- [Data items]
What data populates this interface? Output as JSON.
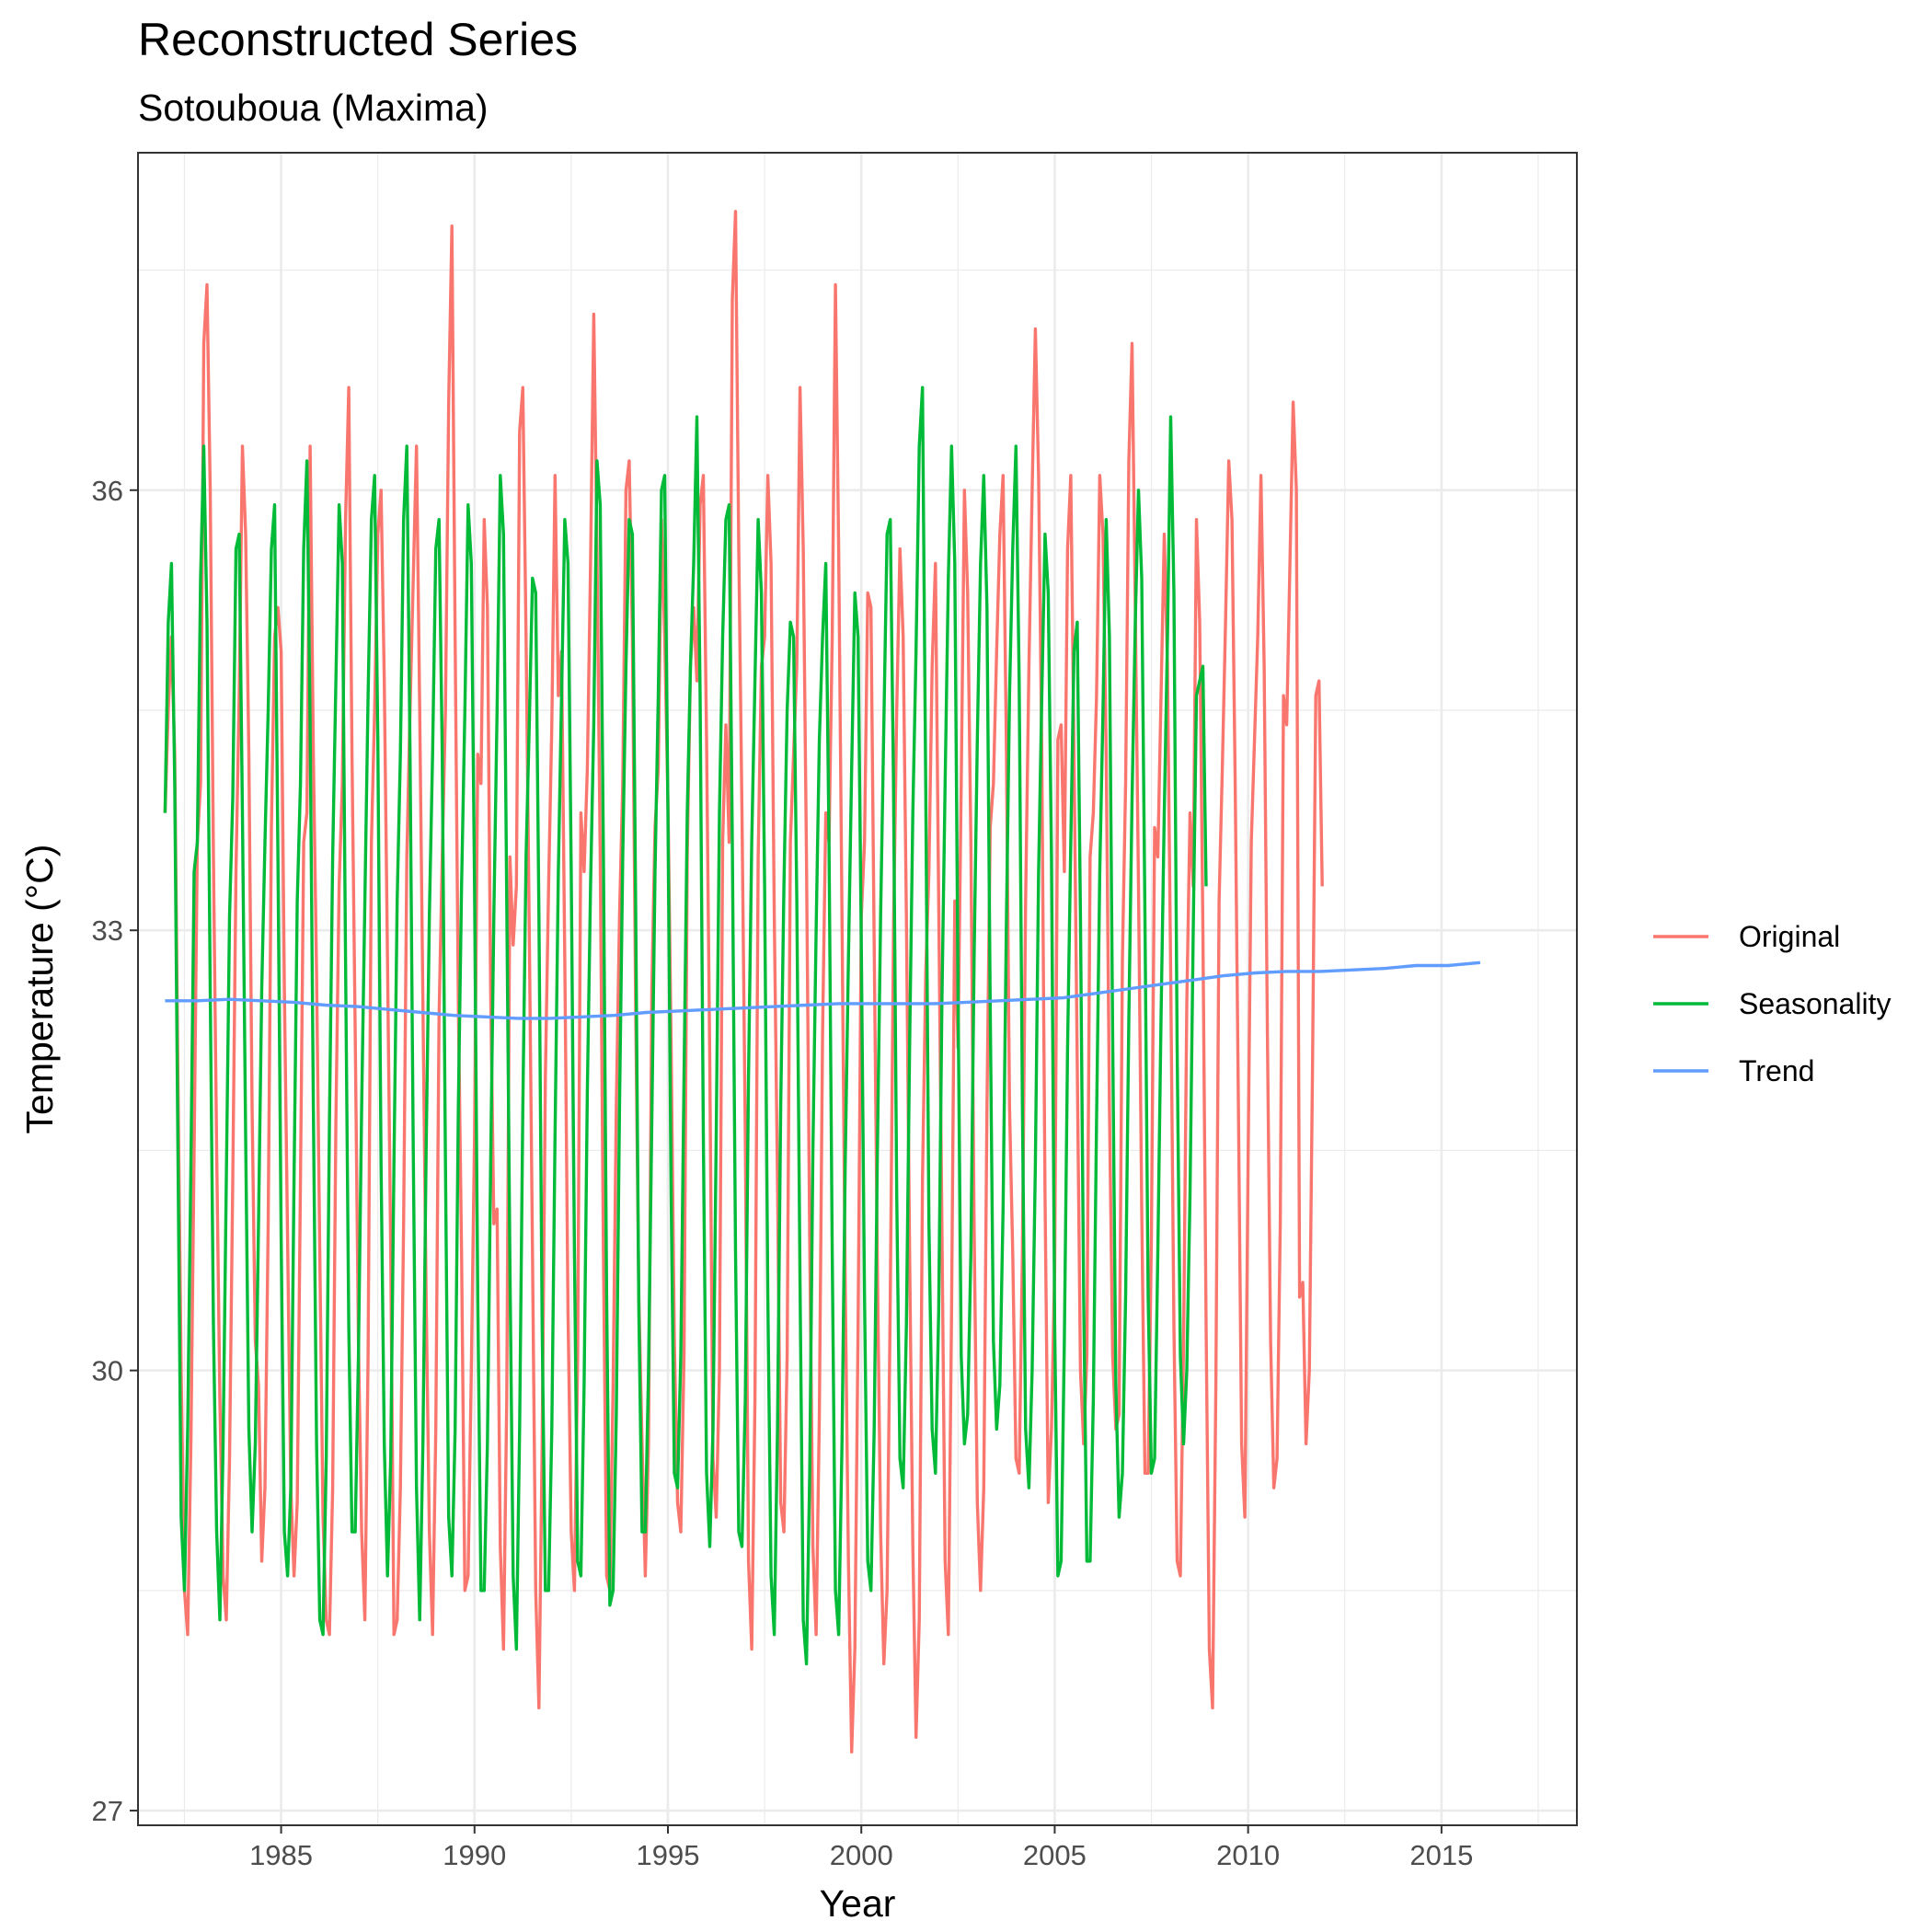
{
  "chart_data": {
    "type": "line",
    "title": "Reconstructed Series",
    "subtitle": "Sotouboua (Maxima)",
    "xlabel": "Year",
    "ylabel": "Temperature (°C)",
    "xlim": [
      1981.3,
      2018.5
    ],
    "ylim": [
      26.9,
      38.3
    ],
    "x_ticks": [
      1985,
      1990,
      1995,
      2000,
      2005,
      2010,
      2015
    ],
    "x_tick_labels": [
      "1985",
      "1990",
      "1995",
      "2000",
      "2005",
      "2010",
      "2015"
    ],
    "y_ticks": [
      27,
      30,
      33,
      36
    ],
    "y_tick_labels": [
      "27",
      "30",
      "33",
      "36"
    ],
    "grid": true,
    "legend_position": "right",
    "legend": [
      "Original",
      "Seasonality",
      "Trend"
    ],
    "x_start": 1982.0,
    "x_step": 0.08333,
    "series": [
      {
        "name": "Original",
        "color": "#F8766D",
        "values": [
          33.8,
          34.5,
          35.0,
          34.2,
          32.0,
          30.0,
          28.5,
          28.2,
          29.5,
          31.5,
          33.6,
          34.0,
          37.0,
          37.4,
          36.0,
          33.5,
          31.5,
          29.8,
          28.6,
          28.3,
          29.4,
          31.3,
          33.4,
          34.6,
          36.3,
          35.7,
          34.2,
          31.8,
          30.2,
          29.9,
          28.7,
          29.2,
          31.0,
          33.7,
          35.0,
          35.2,
          34.9,
          32.6,
          30.9,
          29.2,
          28.6,
          29.1,
          31.3,
          33.6,
          33.8,
          36.3,
          34.2,
          32.7,
          30.8,
          29.0,
          28.3,
          28.2,
          29.2,
          31.7,
          33.3,
          34.0,
          35.8,
          36.7,
          34.2,
          32.3,
          30.2,
          28.9,
          28.3,
          30.1,
          33.6,
          34.5,
          35.7,
          36.0,
          34.7,
          32.8,
          30.8,
          28.2,
          28.3,
          29.2,
          31.0,
          33.5,
          34.5,
          35.4,
          36.3,
          34.5,
          32.5,
          30.5,
          28.9,
          28.2,
          29.6,
          32.4,
          33.5,
          34.5,
          36.6,
          37.8,
          35.0,
          32.5,
          30.8,
          28.5,
          28.6,
          30.0,
          31.6,
          34.2,
          34.0,
          35.8,
          35.2,
          32.6,
          31.0,
          31.1,
          28.8,
          28.1,
          29.8,
          33.5,
          32.9,
          33.3,
          36.4,
          36.7,
          35.0,
          33.0,
          30.8,
          28.5,
          27.7,
          29.5,
          32.0,
          33.3,
          34.4,
          36.1,
          34.6,
          34.9,
          32.8,
          30.4,
          28.9,
          28.5,
          30.1,
          33.8,
          33.4,
          34.1,
          35.5,
          37.2,
          35.6,
          33.5,
          30.8,
          28.6,
          28.5,
          29.9,
          31.8,
          33.1,
          34.0,
          36.0,
          36.2,
          35.0,
          32.5,
          30.5,
          29.5,
          28.6,
          29.5,
          32.6,
          33.7,
          34.1,
          35.8,
          35.0,
          33.9,
          32.2,
          30.2,
          29.1,
          28.9,
          30.1,
          33.5,
          34.8,
          35.2,
          34.7,
          35.9,
          36.1,
          34.3,
          32.1,
          29.4,
          29.0,
          30.0,
          33.6,
          34.4,
          33.6,
          37.3,
          37.9,
          35.6,
          33.8,
          31.6,
          28.7,
          28.1,
          29.8,
          33.5,
          34.8,
          35.0,
          36.1,
          35.5,
          33.1,
          31.3,
          29.1,
          28.9,
          30.1,
          33.6,
          34.2,
          34.8,
          36.7,
          35.6,
          33.5,
          30.9,
          28.8,
          28.2,
          29.7,
          32.3,
          33.8,
          33.6,
          35.0,
          37.4,
          35.6,
          33.1,
          30.6,
          28.7,
          27.4,
          28.1,
          30.3,
          33.1,
          33.6,
          35.3,
          35.2,
          32.9,
          30.7,
          28.9,
          28.0,
          28.5,
          30.5,
          33.0,
          34.5,
          35.6,
          35.0,
          33.1,
          30.8,
          28.8,
          27.5,
          28.3,
          31.3,
          32.7,
          33.4,
          34.8,
          35.5,
          33.2,
          31.0,
          28.7,
          28.2,
          30.4,
          33.2,
          32.2,
          34.0,
          36.0,
          35.3,
          33.6,
          31.0,
          29.1,
          28.5,
          29.2,
          31.8,
          33.7,
          34.0,
          34.9,
          35.7,
          36.1,
          34.3,
          31.8,
          30.8,
          29.4,
          29.3,
          30.8,
          33.2,
          34.8,
          36.0,
          37.1,
          36.1,
          34.2,
          31.2,
          29.1,
          29.6,
          30.7,
          34.3,
          34.4,
          33.4,
          35.6,
          36.1,
          34.2,
          32.1,
          30.0,
          29.5,
          30.1,
          33.5,
          33.8,
          34.6,
          36.1,
          35.7,
          34.2,
          31.8,
          30.1,
          29.6,
          29.7,
          32.8,
          34.0,
          36.2,
          37.0,
          35.2,
          33.3,
          31.1,
          29.3,
          29.3,
          30.9,
          33.7,
          33.5,
          34.6,
          35.7,
          34.8,
          32.7,
          30.3,
          28.7,
          28.6,
          30.2,
          32.5,
          33.8,
          33.3,
          35.8,
          35.1,
          33.0,
          30.3,
          28.1,
          27.7,
          29.9,
          33.2,
          34.1,
          35.1,
          36.2,
          35.8,
          34.0,
          31.8,
          29.5,
          29.0,
          31.4,
          33.6,
          34.3,
          35.0,
          36.1,
          34.8,
          32.3,
          30.2,
          29.2,
          29.4,
          31.0,
          34.6,
          34.4,
          35.5,
          36.6,
          36.0,
          30.5,
          30.6,
          29.5,
          30.0,
          32.1,
          34.6,
          34.7,
          33.3
        ]
      },
      {
        "name": "Seasonality",
        "color": "#00BA38",
        "values": [
          33.8,
          35.1,
          35.5,
          34.0,
          31.5,
          29.0,
          28.5,
          29.6,
          31.4,
          33.4,
          33.6,
          35.4,
          36.3,
          35.1,
          32.6,
          30.3,
          28.9,
          28.3,
          29.5,
          31.3,
          33.1,
          33.9,
          35.6,
          35.7,
          33.8,
          31.6,
          29.6,
          28.9,
          29.5,
          31.0,
          32.6,
          33.6,
          34.5,
          35.6,
          35.9,
          33.5,
          30.9,
          28.9,
          28.6,
          29.2,
          31.3,
          33.2,
          34.0,
          35.6,
          36.2,
          34.4,
          31.8,
          29.5,
          28.3,
          28.2,
          29.4,
          31.7,
          33.5,
          34.7,
          35.9,
          35.5,
          32.8,
          30.3,
          28.9,
          28.9,
          30.1,
          31.8,
          33.2,
          34.6,
          35.8,
          36.1,
          34.3,
          31.4,
          29.5,
          28.6,
          29.4,
          31.4,
          33.2,
          34.2,
          35.8,
          36.3,
          34.2,
          31.5,
          29.2,
          28.3,
          29.5,
          31.5,
          33.1,
          34.2,
          35.6,
          35.8,
          34.2,
          31.4,
          29.0,
          28.6,
          29.6,
          31.8,
          33.3,
          34.5,
          35.9,
          35.5,
          33.3,
          30.5,
          28.5,
          28.5,
          29.5,
          31.4,
          33.1,
          34.5,
          36.1,
          35.7,
          33.2,
          30.7,
          28.6,
          28.1,
          29.6,
          31.8,
          33.5,
          34.4,
          35.4,
          35.3,
          33.1,
          30.3,
          28.5,
          28.5,
          29.6,
          31.6,
          33.4,
          34.6,
          35.8,
          35.5,
          33.4,
          30.8,
          28.7,
          28.6,
          29.9,
          31.9,
          33.3,
          34.4,
          36.2,
          35.9,
          33.5,
          30.5,
          28.4,
          28.5,
          29.7,
          31.8,
          33.5,
          34.8,
          35.8,
          35.7,
          33.2,
          30.4,
          28.9,
          28.9,
          30.0,
          31.7,
          33.4,
          34.6,
          36.0,
          36.1,
          33.8,
          31.2,
          29.3,
          29.2,
          30.1,
          32.0,
          33.8,
          34.8,
          35.5,
          36.5,
          34.6,
          31.6,
          29.3,
          28.8,
          29.6,
          31.6,
          33.8,
          35.0,
          35.8,
          35.9,
          33.6,
          30.8,
          28.9,
          28.8,
          29.8,
          32.0,
          33.6,
          34.7,
          35.8,
          35.3,
          33.3,
          30.5,
          28.6,
          28.2,
          29.6,
          31.8,
          33.3,
          34.5,
          35.1,
          35.0,
          33.2,
          30.6,
          28.3,
          28.0,
          29.3,
          31.5,
          33.0,
          34.3,
          35.0,
          35.5,
          33.6,
          30.8,
          28.5,
          28.2,
          29.5,
          31.4,
          32.8,
          34.1,
          35.3,
          35.0,
          32.9,
          30.5,
          28.7,
          28.5,
          29.6,
          31.5,
          33.1,
          34.4,
          35.7,
          35.8,
          34.0,
          31.2,
          29.4,
          29.2,
          30.3,
          32.2,
          33.8,
          34.9,
          36.3,
          36.7,
          34.0,
          31.0,
          29.6,
          29.3,
          30.4,
          32.5,
          34.0,
          35.4,
          36.3,
          35.5,
          32.6,
          30.1,
          29.5,
          29.7,
          30.8,
          32.8,
          34.3,
          35.5,
          36.1,
          35.2,
          32.5,
          30.2,
          29.6,
          29.9,
          31.1,
          33.0,
          34.6,
          35.6,
          36.3,
          34.7,
          31.8,
          29.6,
          29.2,
          30.0,
          31.4,
          33.4,
          34.6,
          35.7,
          35.3,
          33.5,
          30.3,
          28.6,
          28.7,
          30.2,
          32.2,
          33.6,
          34.9,
          35.1,
          33.1,
          30.5,
          28.7,
          28.7,
          29.8,
          31.7,
          33.4,
          34.5,
          35.8,
          35.0,
          32.3,
          29.9,
          29.0,
          29.3,
          30.5,
          32.4,
          33.9,
          35.1,
          36.0,
          35.4,
          33.1,
          30.5,
          29.3,
          29.4,
          30.8,
          32.4,
          33.8,
          35.0,
          36.5,
          35.3,
          32.2,
          30.1,
          29.5,
          30.0,
          31.2,
          33.0,
          34.6,
          34.7,
          34.8,
          33.3
        ]
      },
      {
        "name": "Trend",
        "color": "#619CFF",
        "values": [
          32.52,
          32.52,
          32.53,
          32.52,
          32.51,
          32.49,
          32.48,
          32.46,
          32.44,
          32.42,
          32.41,
          32.4,
          32.4,
          32.41,
          32.42,
          32.44,
          32.45,
          32.46,
          32.47,
          32.48,
          32.49,
          32.5,
          32.5,
          32.5,
          32.5,
          32.51,
          32.52,
          32.53,
          32.54,
          32.57,
          32.6,
          32.63,
          32.66,
          32.69,
          32.71,
          32.72,
          32.72,
          32.73,
          32.74,
          32.76,
          32.76,
          32.78
        ]
      }
    ]
  }
}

- [Your instructions] Select from the material above each line in which the string "color" appears, and list those lines.

- [Solution to the exercise]
        "color": "#F8766D",
        "color": "#00BA38",
        "color": "#619CFF",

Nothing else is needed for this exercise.